* Directives
1. List every user name that heads a post in the nailer forum thread.
2. Carry the forum thread on nailers for occasional use forward from its last line.

* Reading text
============================================================

# Nailer for Occasional Use



## tpolk (Nov 7, 2009)

the gas fired are great for occasional use, or full time, not having to deal with anything but a compact tool case. People here can chime in on there prefered type i just know you need to oil as required and keep them clean. Have used them have never had the means to buy since I already have air powered


----------



## nap (Dec 4, 2007)

preferred brand:

Myneighbors


Cheap and absolutely no upkeep costs.:whistling2:


----------



## jlhaslip (Dec 31, 2009)

nap said:


> preferred brand:
> 
> Myneighbors
> 
> ...


:thumbsup:


----------



## Chevy85 (Jul 21, 2009)

Gas powered nailers are great. I have used a few brands. I would go with the tried and true Paslode guns. They make 16d nailers as well as trim guns.


----------



## ponch37300 (Nov 27, 2007)

============================================================

* Raw data

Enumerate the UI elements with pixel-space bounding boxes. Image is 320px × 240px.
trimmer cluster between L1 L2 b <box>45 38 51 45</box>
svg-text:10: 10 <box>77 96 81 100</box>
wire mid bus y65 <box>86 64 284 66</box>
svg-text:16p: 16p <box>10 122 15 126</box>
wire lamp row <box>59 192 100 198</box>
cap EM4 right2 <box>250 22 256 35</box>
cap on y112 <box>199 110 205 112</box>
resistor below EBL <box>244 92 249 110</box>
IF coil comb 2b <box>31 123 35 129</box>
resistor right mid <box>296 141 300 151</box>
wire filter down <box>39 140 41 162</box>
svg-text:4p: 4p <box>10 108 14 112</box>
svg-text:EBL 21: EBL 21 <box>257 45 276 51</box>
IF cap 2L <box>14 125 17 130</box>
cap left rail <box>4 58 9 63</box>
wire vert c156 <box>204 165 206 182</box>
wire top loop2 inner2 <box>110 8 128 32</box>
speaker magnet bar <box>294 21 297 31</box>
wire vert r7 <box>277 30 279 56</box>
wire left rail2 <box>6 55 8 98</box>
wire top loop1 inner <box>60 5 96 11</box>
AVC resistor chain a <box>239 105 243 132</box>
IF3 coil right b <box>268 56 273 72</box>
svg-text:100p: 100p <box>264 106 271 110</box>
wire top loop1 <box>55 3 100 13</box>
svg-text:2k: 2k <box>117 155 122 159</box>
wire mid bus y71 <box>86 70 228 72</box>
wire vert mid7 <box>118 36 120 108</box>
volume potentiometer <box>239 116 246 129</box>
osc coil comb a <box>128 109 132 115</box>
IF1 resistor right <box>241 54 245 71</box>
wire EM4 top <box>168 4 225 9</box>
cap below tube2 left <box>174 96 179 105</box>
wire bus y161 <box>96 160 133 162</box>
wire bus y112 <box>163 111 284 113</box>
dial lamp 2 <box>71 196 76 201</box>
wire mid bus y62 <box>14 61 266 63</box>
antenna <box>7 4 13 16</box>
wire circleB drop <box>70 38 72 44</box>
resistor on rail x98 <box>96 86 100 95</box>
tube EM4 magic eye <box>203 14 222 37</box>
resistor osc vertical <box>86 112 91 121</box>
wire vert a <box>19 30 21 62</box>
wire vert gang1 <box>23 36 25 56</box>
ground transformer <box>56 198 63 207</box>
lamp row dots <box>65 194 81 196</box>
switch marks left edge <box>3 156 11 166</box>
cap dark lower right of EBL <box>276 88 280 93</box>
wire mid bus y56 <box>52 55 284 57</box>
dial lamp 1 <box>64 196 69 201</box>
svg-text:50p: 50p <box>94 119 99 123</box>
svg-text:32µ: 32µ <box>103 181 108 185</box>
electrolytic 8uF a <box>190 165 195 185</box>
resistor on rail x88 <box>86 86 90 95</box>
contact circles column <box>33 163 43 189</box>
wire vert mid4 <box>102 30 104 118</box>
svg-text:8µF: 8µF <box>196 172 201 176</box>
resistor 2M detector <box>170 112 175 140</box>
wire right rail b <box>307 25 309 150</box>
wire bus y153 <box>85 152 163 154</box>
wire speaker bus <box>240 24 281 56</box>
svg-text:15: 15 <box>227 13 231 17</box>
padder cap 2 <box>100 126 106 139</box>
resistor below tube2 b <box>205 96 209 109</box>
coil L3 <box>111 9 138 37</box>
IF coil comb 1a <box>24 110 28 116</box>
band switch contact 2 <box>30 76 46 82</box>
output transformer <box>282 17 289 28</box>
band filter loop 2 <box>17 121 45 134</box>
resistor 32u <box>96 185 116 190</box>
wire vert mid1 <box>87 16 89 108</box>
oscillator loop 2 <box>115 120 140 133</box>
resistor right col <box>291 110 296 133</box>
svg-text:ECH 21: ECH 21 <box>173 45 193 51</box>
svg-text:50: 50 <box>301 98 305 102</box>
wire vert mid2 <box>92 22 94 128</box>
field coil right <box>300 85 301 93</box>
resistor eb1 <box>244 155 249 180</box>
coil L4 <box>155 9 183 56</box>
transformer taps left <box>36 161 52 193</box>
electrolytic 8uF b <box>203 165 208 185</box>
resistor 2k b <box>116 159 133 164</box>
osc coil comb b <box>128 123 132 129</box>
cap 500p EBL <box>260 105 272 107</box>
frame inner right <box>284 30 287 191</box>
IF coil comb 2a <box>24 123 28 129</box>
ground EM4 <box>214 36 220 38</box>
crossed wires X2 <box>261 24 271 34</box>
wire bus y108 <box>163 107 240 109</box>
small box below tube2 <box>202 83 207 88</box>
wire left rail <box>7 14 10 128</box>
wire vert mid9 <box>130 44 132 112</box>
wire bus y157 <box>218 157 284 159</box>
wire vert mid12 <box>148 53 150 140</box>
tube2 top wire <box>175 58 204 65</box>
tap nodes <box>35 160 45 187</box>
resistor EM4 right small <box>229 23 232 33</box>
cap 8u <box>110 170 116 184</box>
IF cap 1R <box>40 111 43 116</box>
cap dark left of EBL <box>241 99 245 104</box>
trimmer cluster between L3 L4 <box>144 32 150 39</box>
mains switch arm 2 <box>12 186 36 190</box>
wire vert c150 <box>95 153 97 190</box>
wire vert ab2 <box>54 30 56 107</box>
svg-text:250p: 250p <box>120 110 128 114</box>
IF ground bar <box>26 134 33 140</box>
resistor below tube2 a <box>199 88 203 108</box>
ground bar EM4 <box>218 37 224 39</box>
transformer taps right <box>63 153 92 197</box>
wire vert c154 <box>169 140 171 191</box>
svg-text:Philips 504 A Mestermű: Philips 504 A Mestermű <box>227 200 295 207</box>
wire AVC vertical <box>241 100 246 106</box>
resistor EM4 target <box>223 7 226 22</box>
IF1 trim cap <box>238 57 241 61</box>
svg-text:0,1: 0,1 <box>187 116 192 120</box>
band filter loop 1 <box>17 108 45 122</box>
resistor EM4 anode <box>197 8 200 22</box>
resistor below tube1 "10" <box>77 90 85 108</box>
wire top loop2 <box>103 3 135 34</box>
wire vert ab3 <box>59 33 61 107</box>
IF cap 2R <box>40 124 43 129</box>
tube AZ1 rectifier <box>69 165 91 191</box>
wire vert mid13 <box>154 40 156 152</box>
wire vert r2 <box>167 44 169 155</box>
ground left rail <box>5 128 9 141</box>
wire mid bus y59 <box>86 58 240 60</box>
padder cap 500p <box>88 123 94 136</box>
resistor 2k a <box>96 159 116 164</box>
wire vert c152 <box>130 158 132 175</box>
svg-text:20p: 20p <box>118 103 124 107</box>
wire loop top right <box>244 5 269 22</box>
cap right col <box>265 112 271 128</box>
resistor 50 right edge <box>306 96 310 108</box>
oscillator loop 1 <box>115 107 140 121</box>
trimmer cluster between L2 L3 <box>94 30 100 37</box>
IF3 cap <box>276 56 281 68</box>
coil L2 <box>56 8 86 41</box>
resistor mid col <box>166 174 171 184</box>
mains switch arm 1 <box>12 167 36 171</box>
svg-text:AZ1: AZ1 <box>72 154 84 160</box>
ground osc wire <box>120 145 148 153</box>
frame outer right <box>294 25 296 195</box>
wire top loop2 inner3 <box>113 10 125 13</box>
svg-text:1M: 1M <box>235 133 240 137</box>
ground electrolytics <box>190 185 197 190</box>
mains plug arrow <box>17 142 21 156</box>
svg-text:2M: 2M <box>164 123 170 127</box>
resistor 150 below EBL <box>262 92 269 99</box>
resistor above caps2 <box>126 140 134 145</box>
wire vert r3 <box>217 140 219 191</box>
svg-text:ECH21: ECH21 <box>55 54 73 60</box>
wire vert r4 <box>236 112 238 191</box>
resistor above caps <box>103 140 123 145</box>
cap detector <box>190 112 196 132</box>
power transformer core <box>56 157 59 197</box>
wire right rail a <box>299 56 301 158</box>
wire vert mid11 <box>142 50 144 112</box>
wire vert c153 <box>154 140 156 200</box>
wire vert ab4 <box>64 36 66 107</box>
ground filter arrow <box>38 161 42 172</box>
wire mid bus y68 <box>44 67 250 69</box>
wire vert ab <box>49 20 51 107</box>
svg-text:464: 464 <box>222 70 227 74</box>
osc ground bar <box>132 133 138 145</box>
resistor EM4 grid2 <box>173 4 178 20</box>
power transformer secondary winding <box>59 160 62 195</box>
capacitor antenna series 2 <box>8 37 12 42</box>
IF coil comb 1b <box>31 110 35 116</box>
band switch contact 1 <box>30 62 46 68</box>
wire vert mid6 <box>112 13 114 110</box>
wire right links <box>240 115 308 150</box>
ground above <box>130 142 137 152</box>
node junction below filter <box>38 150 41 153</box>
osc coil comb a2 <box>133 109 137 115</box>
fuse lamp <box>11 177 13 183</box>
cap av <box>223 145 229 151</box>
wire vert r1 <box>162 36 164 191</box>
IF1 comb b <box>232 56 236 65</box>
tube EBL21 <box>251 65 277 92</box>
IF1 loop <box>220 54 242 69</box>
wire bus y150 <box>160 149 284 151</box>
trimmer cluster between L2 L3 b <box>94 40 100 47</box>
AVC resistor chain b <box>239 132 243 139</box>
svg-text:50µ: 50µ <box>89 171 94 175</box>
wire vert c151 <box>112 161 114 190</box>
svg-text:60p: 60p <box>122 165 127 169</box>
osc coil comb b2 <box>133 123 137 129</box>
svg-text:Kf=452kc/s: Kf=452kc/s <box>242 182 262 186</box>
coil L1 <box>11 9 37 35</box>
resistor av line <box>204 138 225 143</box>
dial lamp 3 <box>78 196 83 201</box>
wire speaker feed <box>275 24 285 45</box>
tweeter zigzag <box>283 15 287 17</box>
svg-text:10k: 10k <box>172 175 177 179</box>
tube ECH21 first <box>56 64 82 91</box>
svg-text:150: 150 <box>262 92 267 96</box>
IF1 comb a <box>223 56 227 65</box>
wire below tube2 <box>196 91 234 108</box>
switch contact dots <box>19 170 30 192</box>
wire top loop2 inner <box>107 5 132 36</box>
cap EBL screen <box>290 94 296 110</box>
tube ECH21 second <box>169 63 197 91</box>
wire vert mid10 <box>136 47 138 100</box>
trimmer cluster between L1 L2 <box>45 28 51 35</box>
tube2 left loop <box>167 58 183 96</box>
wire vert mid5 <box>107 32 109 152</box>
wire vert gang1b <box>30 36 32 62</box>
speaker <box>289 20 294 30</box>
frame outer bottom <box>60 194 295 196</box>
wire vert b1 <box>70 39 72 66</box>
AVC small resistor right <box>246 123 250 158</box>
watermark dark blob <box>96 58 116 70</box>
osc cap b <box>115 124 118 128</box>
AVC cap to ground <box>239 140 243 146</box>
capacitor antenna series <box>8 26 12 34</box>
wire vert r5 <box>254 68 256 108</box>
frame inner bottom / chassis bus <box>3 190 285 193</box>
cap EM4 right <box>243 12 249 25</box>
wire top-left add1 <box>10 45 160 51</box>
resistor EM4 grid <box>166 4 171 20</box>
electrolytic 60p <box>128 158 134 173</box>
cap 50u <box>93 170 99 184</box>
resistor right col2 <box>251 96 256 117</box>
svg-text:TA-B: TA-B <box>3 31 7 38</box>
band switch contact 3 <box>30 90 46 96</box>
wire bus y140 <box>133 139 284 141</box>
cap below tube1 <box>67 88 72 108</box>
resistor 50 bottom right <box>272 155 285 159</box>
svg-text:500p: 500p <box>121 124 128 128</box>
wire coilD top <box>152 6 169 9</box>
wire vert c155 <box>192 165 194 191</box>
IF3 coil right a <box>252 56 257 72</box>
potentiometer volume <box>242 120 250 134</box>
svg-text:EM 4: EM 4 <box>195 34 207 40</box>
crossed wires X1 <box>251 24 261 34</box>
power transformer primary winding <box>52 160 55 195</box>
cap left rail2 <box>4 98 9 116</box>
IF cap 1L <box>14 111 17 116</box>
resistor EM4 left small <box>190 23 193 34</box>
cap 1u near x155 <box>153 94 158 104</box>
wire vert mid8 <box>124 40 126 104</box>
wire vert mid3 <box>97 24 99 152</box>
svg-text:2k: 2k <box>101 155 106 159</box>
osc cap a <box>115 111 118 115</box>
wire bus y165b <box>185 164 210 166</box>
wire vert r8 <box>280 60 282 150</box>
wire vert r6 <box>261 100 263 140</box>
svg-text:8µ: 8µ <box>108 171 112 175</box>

============================================================

* Written responses
1. tpolk, nap, jlhaslip, Chevy85, ponch37300

2.
I have two of the paslode impulse framing guns and the angle and straight finish guns and they are really nice for taking with me so I don't have to drag a compressor along and set it up. If I was you I would look into a porter cable or bostich small compressor combo deal. You can find them for about the same price as one paslode gun. The combo comes with a small pancake compressor and 3 guns usually a 16 gauge, 18 gauge, and a stapler. The compressor doesn't take up a very big foot print and the guns are small to. I think this would give you the most bang for your buck if you are only using it occasionally. And then you also have a compressor for other things like inflating tires and a blow nozzle, and what ever else you need. Finish guns don't need a big compressor. http://www.homedepot.com/h_d1/N-5yc...splay?langId=-1&storeId=10051&catalogId=10053

If I had to choose between 1 cordless finish nail gun or a small compressor and 3 guns I would choose the compressor setup because it's more versatile.


----------



## tpolk (Nov 7, 2009)

I have a small Senco brad/finish nailer with compressor that came as a combo. came in a box about 16" and gun and compressor all fit in box. works great for just about all i need. takes up no space,shoots 2-1/2 brads down to 1"


----------



## firehawkmph (Dec 12, 2009)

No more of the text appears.